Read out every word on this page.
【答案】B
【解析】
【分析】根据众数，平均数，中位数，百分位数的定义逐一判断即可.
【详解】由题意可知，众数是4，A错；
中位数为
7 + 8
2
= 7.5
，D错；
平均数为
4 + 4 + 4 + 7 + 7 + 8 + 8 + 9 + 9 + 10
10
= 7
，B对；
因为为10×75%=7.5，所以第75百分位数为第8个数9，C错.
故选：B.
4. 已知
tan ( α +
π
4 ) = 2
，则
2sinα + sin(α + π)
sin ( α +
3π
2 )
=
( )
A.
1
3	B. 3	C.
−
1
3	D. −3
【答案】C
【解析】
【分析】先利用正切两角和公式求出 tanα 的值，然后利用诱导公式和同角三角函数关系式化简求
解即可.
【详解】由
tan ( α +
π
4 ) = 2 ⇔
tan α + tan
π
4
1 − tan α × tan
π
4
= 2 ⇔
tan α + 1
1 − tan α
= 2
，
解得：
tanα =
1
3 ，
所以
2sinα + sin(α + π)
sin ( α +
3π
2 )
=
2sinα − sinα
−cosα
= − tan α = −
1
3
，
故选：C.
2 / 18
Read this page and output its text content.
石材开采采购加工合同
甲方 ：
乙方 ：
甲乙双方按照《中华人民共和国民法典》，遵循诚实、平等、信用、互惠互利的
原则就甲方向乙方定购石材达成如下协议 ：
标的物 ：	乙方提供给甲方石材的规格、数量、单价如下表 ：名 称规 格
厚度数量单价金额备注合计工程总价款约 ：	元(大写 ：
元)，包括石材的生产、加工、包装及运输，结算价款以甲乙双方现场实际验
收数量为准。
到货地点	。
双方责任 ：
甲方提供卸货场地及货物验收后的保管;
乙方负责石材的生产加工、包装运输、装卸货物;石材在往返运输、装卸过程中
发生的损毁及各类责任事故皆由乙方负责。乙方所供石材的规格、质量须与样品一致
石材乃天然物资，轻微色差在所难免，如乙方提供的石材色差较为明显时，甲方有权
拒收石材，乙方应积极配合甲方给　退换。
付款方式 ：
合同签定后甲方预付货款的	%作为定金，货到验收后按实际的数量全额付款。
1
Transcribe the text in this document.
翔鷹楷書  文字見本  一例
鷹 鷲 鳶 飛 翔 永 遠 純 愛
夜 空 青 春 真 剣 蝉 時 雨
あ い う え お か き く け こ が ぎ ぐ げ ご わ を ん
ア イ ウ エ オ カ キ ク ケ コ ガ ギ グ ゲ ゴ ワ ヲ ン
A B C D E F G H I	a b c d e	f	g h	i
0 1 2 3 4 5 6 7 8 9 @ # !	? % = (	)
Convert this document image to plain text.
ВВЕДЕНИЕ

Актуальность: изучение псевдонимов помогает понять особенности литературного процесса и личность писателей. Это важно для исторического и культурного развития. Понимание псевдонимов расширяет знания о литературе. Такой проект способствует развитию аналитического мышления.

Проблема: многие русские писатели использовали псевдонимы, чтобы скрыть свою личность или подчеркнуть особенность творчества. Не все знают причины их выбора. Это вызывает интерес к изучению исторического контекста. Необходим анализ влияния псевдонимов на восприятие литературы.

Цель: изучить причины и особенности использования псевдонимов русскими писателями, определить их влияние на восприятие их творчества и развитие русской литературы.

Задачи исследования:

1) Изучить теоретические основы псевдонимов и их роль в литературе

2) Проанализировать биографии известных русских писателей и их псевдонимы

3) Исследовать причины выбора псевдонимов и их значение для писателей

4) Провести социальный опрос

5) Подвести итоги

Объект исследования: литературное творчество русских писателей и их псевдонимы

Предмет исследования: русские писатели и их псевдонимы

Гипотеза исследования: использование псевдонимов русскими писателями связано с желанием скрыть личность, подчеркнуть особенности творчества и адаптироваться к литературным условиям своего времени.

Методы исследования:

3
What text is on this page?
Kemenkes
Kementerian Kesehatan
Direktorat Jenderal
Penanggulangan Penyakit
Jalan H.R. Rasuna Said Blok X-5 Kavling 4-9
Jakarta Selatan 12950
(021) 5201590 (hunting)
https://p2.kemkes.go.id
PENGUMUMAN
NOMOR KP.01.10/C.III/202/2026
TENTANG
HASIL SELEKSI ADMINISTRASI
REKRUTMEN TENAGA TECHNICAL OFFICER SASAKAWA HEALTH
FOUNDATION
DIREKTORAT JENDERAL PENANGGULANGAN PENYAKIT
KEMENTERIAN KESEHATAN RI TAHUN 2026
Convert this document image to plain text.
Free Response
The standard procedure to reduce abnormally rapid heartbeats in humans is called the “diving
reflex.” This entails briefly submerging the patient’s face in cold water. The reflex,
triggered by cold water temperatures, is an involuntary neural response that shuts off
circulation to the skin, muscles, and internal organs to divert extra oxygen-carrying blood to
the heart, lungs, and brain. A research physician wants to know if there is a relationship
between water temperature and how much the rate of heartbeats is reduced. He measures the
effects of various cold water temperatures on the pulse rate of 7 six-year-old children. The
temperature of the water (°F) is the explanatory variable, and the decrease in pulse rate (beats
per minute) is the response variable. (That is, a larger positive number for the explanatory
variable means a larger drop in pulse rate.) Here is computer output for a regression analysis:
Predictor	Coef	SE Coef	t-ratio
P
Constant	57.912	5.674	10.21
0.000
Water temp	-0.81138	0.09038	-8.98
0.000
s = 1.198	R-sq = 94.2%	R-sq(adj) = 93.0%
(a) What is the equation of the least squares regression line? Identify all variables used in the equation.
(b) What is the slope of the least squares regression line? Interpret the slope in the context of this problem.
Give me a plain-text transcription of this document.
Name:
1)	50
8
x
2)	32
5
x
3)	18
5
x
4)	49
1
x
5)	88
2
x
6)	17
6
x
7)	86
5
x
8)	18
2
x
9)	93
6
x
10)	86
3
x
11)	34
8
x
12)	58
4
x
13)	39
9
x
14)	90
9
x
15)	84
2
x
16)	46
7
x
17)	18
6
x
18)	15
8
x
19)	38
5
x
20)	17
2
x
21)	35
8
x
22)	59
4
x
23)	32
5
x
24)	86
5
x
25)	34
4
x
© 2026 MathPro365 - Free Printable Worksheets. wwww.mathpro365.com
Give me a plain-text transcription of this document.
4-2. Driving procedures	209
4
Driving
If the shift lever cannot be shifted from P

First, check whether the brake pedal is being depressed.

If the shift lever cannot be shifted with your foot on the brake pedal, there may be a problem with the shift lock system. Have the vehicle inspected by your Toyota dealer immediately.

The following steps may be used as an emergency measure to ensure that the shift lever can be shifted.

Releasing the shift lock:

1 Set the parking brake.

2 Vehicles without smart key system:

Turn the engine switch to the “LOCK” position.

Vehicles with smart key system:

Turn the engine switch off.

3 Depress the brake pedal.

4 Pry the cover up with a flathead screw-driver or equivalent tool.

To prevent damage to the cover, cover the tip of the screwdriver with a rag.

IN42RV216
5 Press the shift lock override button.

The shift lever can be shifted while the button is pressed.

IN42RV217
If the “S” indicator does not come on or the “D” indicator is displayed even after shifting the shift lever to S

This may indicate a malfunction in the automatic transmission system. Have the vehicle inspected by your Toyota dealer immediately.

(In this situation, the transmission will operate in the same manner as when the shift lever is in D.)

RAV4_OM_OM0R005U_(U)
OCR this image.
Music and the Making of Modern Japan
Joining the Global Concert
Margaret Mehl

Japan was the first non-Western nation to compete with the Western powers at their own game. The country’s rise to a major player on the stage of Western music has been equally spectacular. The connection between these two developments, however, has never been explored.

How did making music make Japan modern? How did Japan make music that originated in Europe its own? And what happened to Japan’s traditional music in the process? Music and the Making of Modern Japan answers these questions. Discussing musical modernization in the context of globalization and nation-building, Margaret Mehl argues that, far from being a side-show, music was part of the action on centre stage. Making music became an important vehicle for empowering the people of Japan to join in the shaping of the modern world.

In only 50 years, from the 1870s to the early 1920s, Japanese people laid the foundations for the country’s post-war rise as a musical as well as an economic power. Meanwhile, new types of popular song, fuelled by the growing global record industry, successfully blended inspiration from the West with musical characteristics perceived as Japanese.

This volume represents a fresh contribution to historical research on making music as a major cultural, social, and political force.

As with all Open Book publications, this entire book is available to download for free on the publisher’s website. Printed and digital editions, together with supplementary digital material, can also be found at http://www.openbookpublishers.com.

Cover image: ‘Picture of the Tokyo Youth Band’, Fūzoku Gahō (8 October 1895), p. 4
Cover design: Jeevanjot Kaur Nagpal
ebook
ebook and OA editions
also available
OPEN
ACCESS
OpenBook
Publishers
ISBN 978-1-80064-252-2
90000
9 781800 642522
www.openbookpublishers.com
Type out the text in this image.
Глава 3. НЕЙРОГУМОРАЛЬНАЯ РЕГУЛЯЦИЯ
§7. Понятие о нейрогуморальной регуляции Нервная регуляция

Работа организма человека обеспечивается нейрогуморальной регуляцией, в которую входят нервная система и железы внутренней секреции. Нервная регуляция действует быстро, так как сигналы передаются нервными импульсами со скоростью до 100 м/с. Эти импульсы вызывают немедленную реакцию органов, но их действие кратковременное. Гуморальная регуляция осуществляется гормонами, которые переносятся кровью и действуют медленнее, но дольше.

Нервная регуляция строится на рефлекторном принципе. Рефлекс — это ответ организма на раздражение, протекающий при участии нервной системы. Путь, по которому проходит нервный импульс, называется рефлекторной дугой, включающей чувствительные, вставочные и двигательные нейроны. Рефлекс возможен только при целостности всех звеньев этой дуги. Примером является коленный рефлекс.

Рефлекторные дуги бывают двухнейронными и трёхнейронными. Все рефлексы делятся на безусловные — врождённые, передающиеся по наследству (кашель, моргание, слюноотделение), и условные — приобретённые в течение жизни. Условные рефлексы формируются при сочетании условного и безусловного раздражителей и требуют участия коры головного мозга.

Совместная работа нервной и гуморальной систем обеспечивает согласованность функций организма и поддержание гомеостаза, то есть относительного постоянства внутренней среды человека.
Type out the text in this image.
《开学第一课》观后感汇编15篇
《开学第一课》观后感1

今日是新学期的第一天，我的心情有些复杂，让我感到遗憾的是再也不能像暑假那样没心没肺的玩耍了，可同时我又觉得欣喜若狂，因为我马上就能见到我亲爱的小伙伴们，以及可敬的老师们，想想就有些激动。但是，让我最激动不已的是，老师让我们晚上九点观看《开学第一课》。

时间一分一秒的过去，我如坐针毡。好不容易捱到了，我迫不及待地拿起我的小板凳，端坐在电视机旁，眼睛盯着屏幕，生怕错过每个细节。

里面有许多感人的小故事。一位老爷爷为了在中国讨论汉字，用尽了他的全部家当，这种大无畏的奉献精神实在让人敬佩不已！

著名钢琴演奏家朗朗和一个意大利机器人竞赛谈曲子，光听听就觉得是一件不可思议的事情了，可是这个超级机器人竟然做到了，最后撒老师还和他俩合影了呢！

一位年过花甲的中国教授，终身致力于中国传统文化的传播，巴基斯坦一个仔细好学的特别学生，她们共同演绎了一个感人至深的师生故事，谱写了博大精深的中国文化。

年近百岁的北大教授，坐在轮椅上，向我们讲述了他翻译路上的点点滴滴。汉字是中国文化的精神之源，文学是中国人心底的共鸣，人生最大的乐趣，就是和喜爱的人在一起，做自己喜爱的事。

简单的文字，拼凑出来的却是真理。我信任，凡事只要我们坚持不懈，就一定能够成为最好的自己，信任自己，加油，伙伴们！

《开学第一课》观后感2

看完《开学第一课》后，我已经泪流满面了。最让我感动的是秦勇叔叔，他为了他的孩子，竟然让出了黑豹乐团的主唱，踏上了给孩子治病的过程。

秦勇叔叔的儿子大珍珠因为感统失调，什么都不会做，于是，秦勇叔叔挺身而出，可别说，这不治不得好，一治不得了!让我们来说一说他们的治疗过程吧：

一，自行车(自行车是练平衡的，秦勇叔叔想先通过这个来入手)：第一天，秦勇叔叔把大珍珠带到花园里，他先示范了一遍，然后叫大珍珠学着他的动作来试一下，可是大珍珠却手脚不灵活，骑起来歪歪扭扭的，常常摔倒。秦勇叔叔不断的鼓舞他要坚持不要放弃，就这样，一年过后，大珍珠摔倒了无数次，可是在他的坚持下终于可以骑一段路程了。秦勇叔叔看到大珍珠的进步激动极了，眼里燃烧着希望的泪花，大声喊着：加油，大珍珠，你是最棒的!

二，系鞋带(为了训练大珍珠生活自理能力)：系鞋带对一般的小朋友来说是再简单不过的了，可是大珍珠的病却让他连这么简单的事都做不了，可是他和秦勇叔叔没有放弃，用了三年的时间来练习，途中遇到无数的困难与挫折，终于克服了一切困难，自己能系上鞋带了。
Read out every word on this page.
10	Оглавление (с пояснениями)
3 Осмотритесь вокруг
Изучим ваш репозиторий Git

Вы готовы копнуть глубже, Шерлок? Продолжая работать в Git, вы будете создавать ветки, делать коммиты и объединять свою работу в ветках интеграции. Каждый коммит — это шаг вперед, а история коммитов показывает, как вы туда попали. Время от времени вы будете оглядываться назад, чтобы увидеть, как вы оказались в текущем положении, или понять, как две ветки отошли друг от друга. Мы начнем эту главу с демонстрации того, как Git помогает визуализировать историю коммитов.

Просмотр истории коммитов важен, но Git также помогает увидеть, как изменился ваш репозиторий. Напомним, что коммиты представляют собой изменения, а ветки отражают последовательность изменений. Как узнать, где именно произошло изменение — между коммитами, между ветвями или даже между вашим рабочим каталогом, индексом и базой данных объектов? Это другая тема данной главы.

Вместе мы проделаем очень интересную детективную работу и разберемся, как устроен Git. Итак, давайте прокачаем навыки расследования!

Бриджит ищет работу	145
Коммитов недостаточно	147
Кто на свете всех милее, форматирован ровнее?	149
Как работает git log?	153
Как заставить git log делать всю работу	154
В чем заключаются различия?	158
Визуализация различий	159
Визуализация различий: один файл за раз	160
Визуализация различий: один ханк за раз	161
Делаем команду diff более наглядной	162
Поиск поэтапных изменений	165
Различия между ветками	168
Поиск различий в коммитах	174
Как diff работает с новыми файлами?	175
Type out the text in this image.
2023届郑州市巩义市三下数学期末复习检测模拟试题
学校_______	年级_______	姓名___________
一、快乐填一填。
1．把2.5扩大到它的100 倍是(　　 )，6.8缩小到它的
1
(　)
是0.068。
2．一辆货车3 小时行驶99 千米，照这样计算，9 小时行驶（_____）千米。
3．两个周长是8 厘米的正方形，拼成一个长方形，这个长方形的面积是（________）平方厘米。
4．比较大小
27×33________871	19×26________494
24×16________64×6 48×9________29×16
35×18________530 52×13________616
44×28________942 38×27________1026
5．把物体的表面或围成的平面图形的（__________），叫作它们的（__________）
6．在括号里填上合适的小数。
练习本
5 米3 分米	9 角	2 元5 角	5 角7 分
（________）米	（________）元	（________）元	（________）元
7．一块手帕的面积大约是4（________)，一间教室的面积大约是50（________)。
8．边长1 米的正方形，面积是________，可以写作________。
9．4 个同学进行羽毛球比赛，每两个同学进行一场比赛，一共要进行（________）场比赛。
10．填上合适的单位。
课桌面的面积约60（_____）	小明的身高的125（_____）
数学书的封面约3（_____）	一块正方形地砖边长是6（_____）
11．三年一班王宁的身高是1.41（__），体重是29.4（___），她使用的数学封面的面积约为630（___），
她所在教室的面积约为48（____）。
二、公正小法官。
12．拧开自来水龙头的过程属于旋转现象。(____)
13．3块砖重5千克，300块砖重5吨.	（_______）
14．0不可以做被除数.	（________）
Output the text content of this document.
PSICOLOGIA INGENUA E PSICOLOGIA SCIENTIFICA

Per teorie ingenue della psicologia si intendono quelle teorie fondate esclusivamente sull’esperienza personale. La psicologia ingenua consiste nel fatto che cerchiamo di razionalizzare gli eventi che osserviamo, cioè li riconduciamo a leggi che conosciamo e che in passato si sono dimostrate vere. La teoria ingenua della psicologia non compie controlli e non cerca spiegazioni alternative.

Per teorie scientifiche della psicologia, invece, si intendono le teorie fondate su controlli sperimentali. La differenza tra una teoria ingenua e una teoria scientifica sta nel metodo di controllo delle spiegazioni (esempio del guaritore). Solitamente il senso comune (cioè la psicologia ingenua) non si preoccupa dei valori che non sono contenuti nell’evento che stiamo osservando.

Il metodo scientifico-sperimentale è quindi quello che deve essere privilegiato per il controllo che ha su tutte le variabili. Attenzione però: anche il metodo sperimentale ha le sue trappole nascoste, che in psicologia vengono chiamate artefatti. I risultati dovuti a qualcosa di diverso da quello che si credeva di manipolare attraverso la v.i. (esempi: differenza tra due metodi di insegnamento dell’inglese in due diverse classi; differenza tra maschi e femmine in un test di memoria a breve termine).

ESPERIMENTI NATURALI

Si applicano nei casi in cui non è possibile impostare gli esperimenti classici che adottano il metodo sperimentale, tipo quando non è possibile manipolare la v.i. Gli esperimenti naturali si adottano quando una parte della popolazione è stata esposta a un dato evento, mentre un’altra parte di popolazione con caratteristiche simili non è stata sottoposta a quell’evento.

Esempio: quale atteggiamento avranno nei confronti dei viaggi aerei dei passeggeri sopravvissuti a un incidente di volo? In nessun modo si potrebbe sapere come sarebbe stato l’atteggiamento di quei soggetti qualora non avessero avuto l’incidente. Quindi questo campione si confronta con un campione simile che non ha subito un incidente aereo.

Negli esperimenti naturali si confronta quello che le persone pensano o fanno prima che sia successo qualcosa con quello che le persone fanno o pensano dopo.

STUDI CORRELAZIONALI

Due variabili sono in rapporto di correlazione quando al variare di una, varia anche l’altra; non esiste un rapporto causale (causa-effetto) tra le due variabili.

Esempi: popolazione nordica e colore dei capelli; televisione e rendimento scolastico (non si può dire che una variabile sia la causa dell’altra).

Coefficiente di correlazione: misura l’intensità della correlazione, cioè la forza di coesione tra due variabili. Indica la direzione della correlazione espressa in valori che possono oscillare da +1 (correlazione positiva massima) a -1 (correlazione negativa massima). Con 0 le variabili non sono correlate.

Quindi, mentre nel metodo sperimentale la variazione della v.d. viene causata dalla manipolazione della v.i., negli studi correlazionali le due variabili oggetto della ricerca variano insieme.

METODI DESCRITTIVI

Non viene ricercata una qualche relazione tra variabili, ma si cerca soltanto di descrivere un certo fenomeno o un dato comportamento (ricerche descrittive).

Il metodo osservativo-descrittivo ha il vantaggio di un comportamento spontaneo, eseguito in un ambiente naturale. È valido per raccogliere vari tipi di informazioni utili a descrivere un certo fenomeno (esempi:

### Goal
Track down all lines above with the string "нейрогуморальной" and copy them.

### The answer
§7. Понятие о нейрогуморальной регуляции Нервная регуляция
Работа организма человека обеспечивается нейрогуморальной регуляцией, в которую входят нервная система и железы внутренней секреции. Нервная регуляция действует быстро, так как сигналы передаются нервными импульсами со скоростью до 100 м/с. Эти импульсы вызывают немедленную реакцию органов, но их действие кратковременное. Гуморальная регуляция осуществляется гормонами, которые переносятся кровью и действуют медленнее, но дольше.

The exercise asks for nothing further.